# START OF SOURCE PASSAGE

Thursday, July 28, 2011

Xanadu part 25 and the Continuing Saga of my Search For Vindication

Its not often that my artistic fantasy world and its ideas are supported by scientific research. I found exactly that this morning in this article from the New York Times, courtesy of

The ideas presented in an article like this form the foundation of all of the work I've done since 2003. The fact that evolutionary changes occur in response to the conditions forced by human civilization demonstrate how natural forces act in subtle and sublime but powerful ways. Changes to a species are no small potatoes. Its about as awesome and profound as the destructive violence of a hurricane or an earthquake.

The central theme in my work has been the conflict between Man and Nature, more specifically about how Man has never taken into account the absolute and relentlessness of the destructive natural forces exhibited on civilization. Man has never acknowledged that we live in Nature's world, but rather has arrogantly insisted that Nature lives in ours. Whatever Nature throws at us, we develop a strategy to stop or suppress it. Nature, however, continues to adapt and change, continuing its assault on all that we create.

The fact that wildlife has evolved in New York City is perhaps the most beautiful and vociferous statement that Nature can make in the modern world. The Big Apple is about as artificial, materialistic and civilized a place that humans have developed, yet instead of dying out, the animals, plants and insects continue to change and adapt to very brutal conditions (pollution, paved surfaces, etc.).

This is not to suggest that there's a symbiotic relationship here. Man certainly would wish to do without so many wild things living in its civilized concrete jungle. The thing Man forgets is that Nature always gets its way and always has the last word, and will not stop until human civilization becomes extinct.

# END OF SOURCE PASSAGE
# START OF RAW DATA

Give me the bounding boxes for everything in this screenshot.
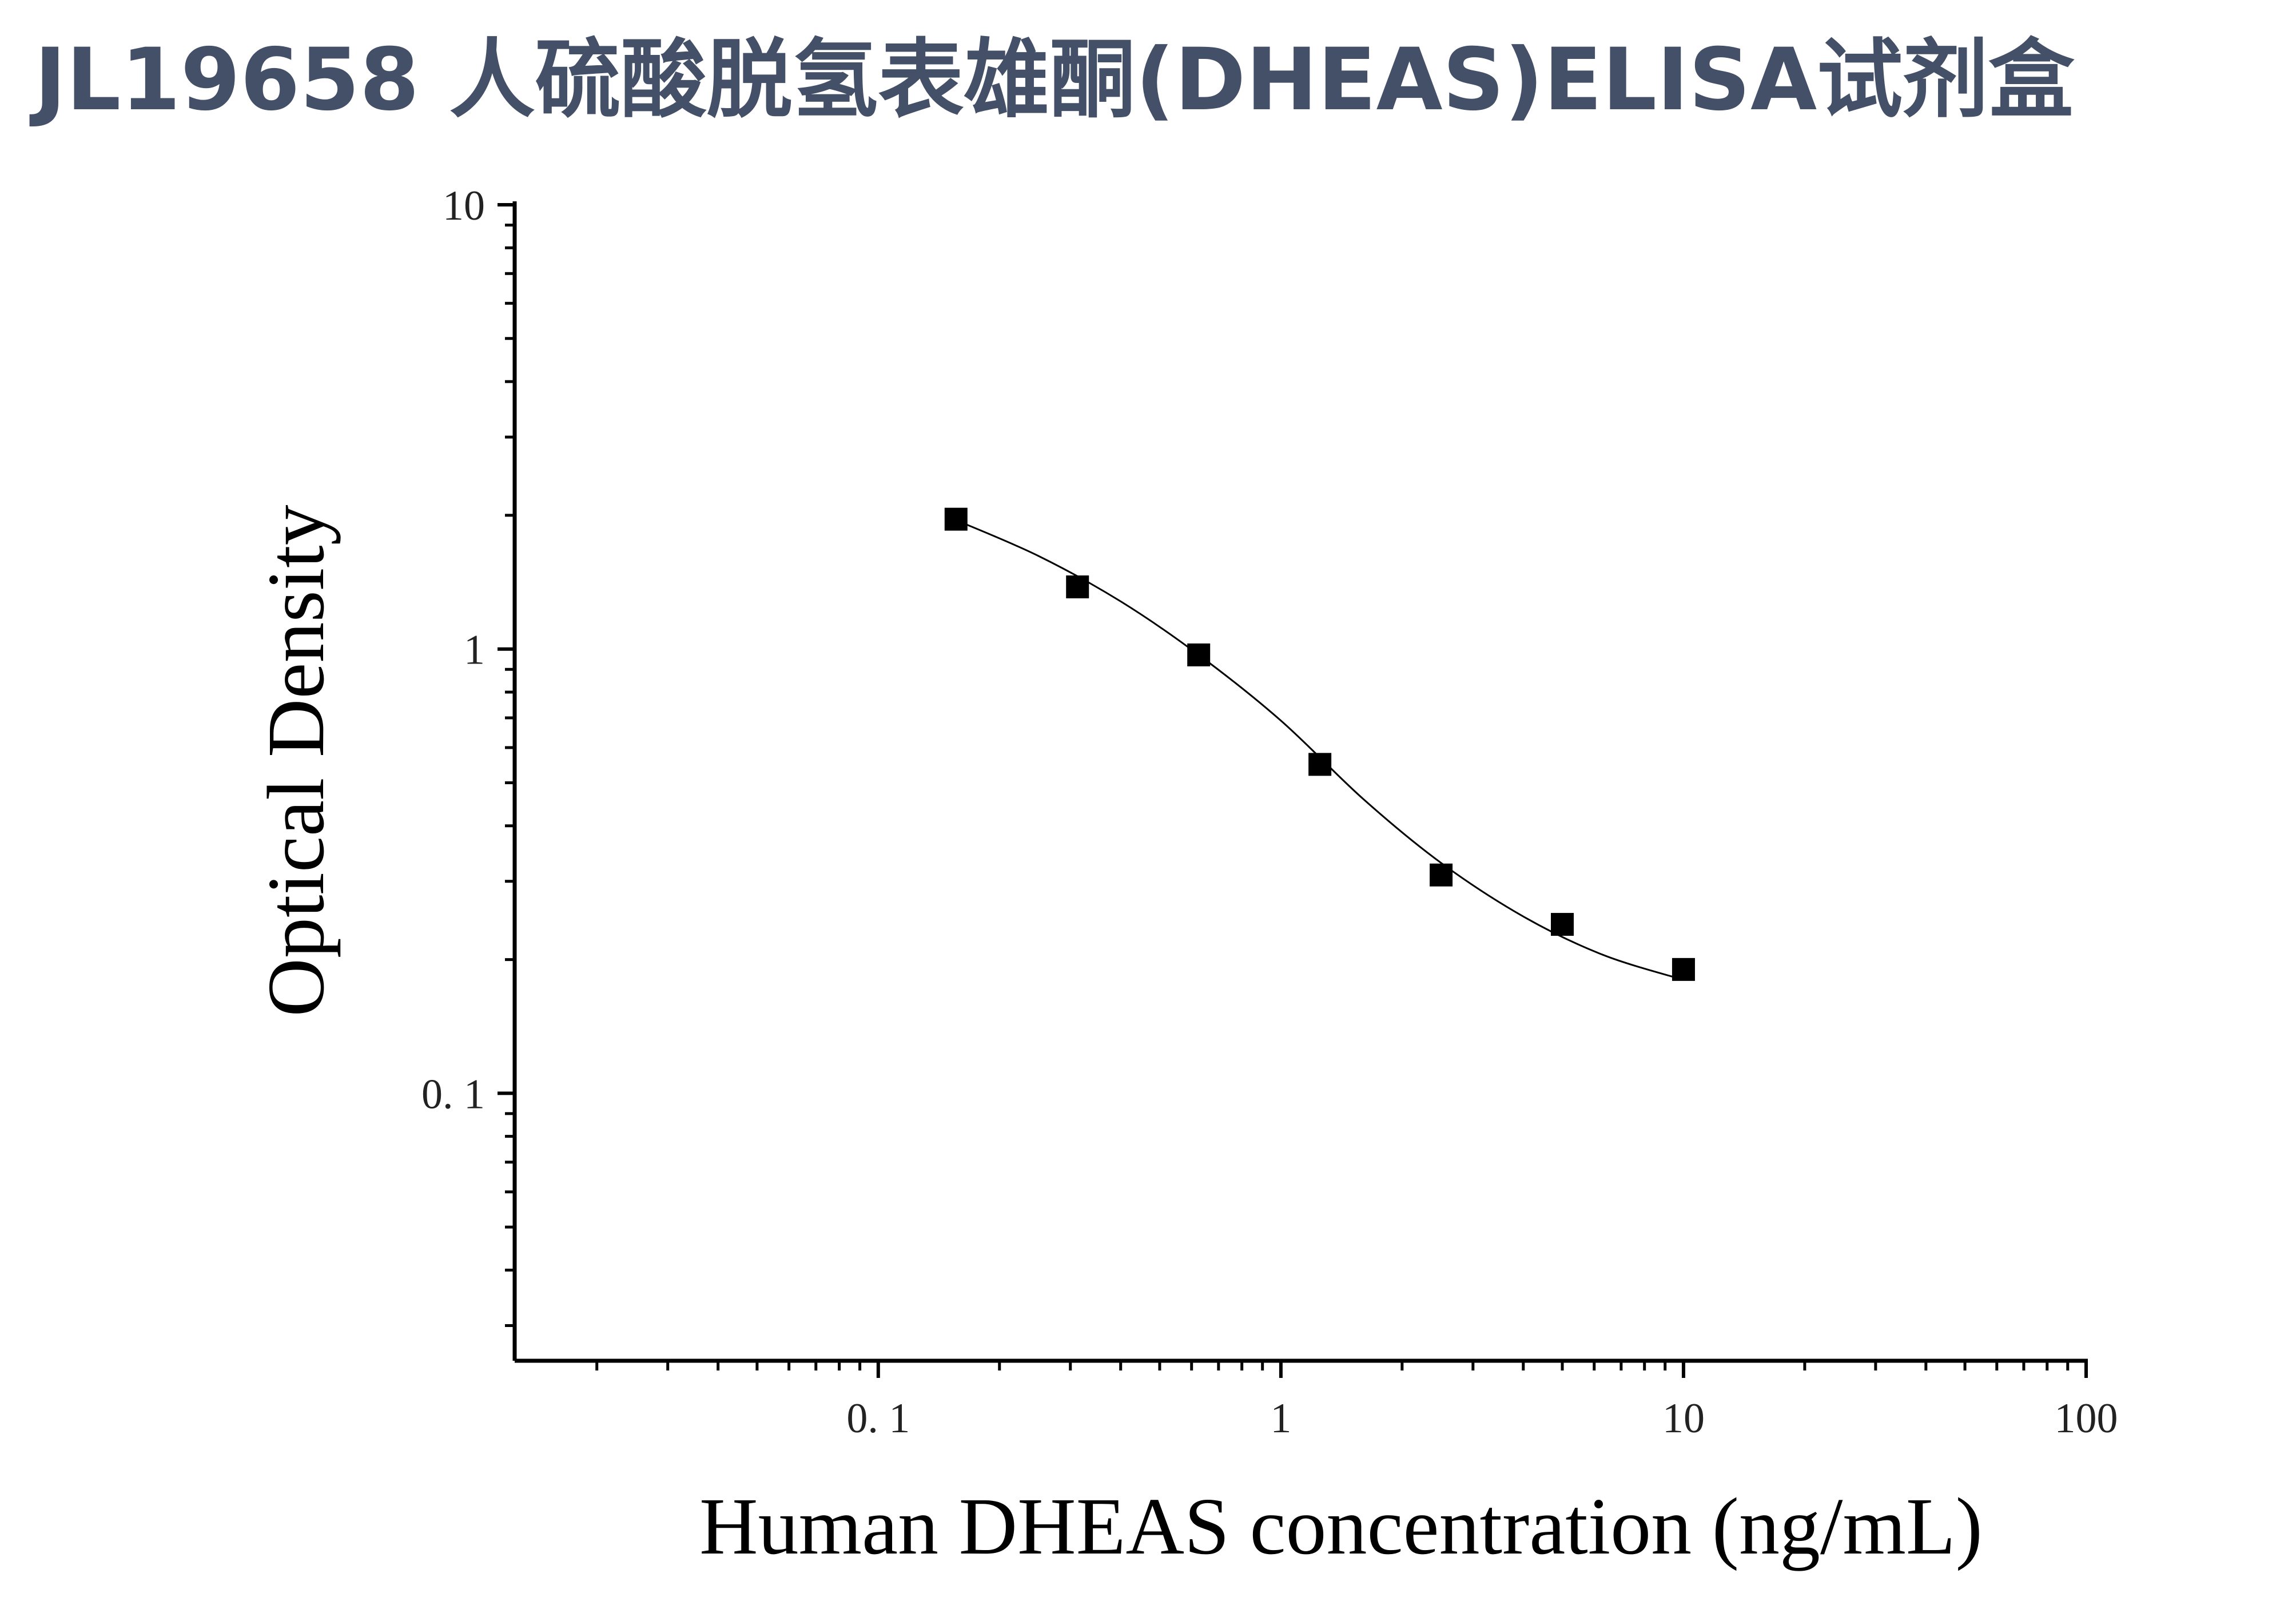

# END OF RAW DATA

* _EXERCISE REQUIREMENTS_: Please pick up the post on Nature and civilization after its last sentence and keep writing it. The lines above are separate material, not part of the post on Nature and civilization.

* _TASK RESULT_:
As I moved along in the FMFTS project I began to doubt the idea that Nature had dominion over Man. The Meadowlands is an ecological disaster, and it sometimes seems that Man's "can-do" spirit is alive and well, until we arrive at the proposed mega-really-fun-super-mall formerly known as Xanadu.

Watching this embarrassing catastrophe in East Rutherford unfold is like watching a preview to the end of the world. Human civilization will plod along, thinking everything is going to be just great, all the while pretending that their hopes and dreams aren't being turned to mud.

Here's part 25 for all of you keeping score at home…

Wednesday, July 27, 2011

Xanadu pt 24

Someday this will make a great movie. Tired now. Falling asleep as I type.

Tuesday, July 26, 2011

Xanadu pt 23

As time goes by I feel like I'm seeing article after article that seems to have been written by me. This Op-Ed piece from discusses a point that I made months ago.

The irony is that if things like Xanadu had never come into existence, I wouldn't have anything to paint.

Oh, here's part 23:

Monday, July 25, 2011

Only Kubla Christie's poll numbers are sinking faster

Every time I feel like I'm going off in a direction guided more by artistic wish-thinking than empirical evidence, I see an article like this…

It's like they were writing to me. I've been waiting to see some kind of folly where the swamp was just too much for some kind of pipe dream and swallowed it up. Triple Five has been downplaying the problem of Xanadu sinking, but I think we'll see more about that as time goes by. They can't just ignore it and make believe it isn't happening.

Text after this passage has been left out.